* [What is required]: Your answer should be every line of the records that contains the word "Practitioner".

(Material for the task)

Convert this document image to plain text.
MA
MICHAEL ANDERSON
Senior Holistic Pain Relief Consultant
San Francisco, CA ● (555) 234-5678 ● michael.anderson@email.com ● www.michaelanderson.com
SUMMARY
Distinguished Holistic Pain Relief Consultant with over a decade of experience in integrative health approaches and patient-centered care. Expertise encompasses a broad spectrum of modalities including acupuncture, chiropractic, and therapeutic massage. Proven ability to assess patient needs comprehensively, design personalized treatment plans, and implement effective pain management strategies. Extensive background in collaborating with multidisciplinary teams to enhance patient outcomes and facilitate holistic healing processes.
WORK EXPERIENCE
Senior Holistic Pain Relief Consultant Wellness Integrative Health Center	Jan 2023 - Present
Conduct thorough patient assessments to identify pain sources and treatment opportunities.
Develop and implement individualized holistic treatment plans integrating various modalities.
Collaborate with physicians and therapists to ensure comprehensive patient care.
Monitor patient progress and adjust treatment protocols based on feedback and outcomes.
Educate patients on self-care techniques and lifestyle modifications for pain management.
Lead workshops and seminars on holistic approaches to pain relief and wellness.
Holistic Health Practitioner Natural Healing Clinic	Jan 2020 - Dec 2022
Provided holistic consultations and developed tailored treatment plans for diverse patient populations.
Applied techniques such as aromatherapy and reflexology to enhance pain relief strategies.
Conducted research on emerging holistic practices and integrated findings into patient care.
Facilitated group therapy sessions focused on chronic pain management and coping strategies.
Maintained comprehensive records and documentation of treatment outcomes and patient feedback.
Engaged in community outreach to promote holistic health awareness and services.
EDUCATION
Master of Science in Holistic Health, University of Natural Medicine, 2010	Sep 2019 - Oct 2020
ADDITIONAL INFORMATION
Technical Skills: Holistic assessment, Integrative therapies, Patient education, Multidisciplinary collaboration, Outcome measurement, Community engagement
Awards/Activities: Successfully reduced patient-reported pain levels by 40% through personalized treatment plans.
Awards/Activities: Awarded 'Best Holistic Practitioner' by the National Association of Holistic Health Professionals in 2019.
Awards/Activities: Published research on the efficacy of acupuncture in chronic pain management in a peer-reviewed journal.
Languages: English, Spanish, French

(End Material for the task)

* [Result for this task]:
Holistic Health Practitioner Natural Healing Clinic	Jan 2020 - Dec 2022
Awards/Activities: Awarded 'Best Holistic Practitioner' by the National Association of Holistic Health Professionals in 2019.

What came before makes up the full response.